Print the whole listing, character for character.

▶ **MATERIAL SHOWN**:
==========
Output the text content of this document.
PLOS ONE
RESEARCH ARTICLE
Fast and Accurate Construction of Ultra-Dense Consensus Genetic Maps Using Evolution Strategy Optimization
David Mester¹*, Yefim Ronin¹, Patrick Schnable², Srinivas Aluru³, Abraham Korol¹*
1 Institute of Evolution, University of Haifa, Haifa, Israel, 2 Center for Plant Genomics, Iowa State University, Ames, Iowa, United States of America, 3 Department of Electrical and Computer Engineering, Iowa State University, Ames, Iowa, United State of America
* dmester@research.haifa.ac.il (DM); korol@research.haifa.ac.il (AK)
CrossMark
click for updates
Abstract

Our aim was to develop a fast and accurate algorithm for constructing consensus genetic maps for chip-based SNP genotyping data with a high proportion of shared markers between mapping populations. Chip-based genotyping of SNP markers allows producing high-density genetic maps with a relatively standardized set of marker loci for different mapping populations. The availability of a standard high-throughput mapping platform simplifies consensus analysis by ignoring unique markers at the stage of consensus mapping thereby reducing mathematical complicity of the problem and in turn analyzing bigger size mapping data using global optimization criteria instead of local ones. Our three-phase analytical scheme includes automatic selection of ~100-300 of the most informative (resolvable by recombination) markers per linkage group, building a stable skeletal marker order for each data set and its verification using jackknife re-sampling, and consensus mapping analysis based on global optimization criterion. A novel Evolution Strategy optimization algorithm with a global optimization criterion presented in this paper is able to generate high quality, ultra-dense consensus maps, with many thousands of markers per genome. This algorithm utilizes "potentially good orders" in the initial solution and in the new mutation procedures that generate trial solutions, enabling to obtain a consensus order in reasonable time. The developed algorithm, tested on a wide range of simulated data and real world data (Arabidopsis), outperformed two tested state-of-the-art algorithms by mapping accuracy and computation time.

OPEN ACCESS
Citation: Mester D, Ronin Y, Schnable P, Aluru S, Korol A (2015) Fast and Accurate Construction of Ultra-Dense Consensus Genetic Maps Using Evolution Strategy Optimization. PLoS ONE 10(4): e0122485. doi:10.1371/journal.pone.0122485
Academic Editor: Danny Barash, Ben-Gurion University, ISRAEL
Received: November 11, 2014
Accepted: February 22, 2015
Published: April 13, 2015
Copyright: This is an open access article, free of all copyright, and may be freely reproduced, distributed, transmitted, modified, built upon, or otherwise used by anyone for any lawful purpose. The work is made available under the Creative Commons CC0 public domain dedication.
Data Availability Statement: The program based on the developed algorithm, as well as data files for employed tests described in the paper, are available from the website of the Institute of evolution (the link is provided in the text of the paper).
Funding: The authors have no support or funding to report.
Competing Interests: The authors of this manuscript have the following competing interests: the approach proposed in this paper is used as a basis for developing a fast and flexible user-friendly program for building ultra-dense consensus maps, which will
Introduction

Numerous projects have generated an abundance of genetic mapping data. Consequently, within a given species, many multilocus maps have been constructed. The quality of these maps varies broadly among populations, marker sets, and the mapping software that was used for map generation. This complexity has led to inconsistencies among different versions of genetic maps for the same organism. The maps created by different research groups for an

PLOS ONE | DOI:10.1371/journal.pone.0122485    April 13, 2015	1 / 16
==========
▶ **SOLUTION**:
Output the text content of this document.
PLOS ONE
RESEARCH ARTICLE
Fast and Accurate Construction of Ultra-Dense Consensus Genetic Maps Using Evolution Strategy Optimization
David Mester¹*, Yefim Ronin¹, Patrick Schnable², Srinivas Aluru³, Abraham Korol¹*
1 Institute of Evolution, University of Haifa, Haifa, Israel, 2 Center for Plant Genomics, Iowa State University, Ames, Iowa, United States of America, 3 Department of Electrical and Computer Engineering, Iowa State University, Ames, Iowa, United State of America
* dmester@research.haifa.ac.il (DM); korol@research.haifa.ac.il (AK)
CrossMark
click for updates
Abstract

Our aim was to develop a fast and accurate algorithm for constructing consensus genetic maps for chip-based SNP genotyping data with a high proportion of shared markers between mapping populations. Chip-based genotyping of SNP markers allows producing high-density genetic maps with a relatively standardized set of marker loci for different mapping populations. The availability of a standard high-throughput mapping platform simplifies consensus analysis by ignoring unique markers at the stage of consensus mapping thereby reducing mathematical complicity of the problem and in turn analyzing bigger size mapping data using global optimization criteria instead of local ones. Our three-phase analytical scheme includes automatic selection of ~100-300 of the most informative (resolvable by recombination) markers per linkage group, building a stable skeletal marker order for each data set and its verification using jackknife re-sampling, and consensus mapping analysis based on global optimization criterion. A novel Evolution Strategy optimization algorithm with a global optimization criterion presented in this paper is able to generate high quality, ultra-dense consensus maps, with many thousands of markers per genome. This algorithm utilizes "potentially good orders" in the initial solution and in the new mutation procedures that generate trial solutions, enabling to obtain a consensus order in reasonable time. The developed algorithm, tested on a wide range of simulated data and real world data (Arabidopsis), outperformed two tested state-of-the-art algorithms by mapping accuracy and computation time.

OPEN ACCESS
Citation: Mester D, Ronin Y, Schnable P, Aluru S, Korol A (2015) Fast and Accurate Construction of Ultra-Dense Consensus Genetic Maps Using Evolution Strategy Optimization. PLoS ONE 10(4): e0122485. doi:10.1371/journal.pone.0122485
Academic Editor: Danny Barash, Ben-Gurion University, ISRAEL
Received: November 11, 2014
Accepted: February 22, 2015
Published: April 13, 2015
Copyright: This is an open access article, free of all copyright, and may be freely reproduced, distributed, transmitted, modified, built upon, or otherwise used by anyone for any lawful purpose. The work is made available under the Creative Commons CC0 public domain dedication.
Data Availability Statement: The program based on the developed algorithm, as well as data files for employed tests described in the paper, are available from the website of the Institute of evolution (the link is provided in the text of the paper).
Funding: The authors have no support or funding to report.
Competing Interests: The authors of this manuscript have the following competing interests: the approach proposed in this paper is used as a basis for developing a fast and flexible user-friendly program for building ultra-dense consensus maps, which will
Introduction

Numerous projects have generated an abundance of genetic mapping data. Consequently, within a given species, many multilocus maps have been constructed. The quality of these maps varies broadly among populations, marker sets, and the mapping software that was used for map generation. This complexity has led to inconsistencies among different versions of genetic maps for the same organism. The maps created by different research groups for an

PLOS ONE | DOI:10.1371/journal.pone.0122485    April 13, 2015	1 / 16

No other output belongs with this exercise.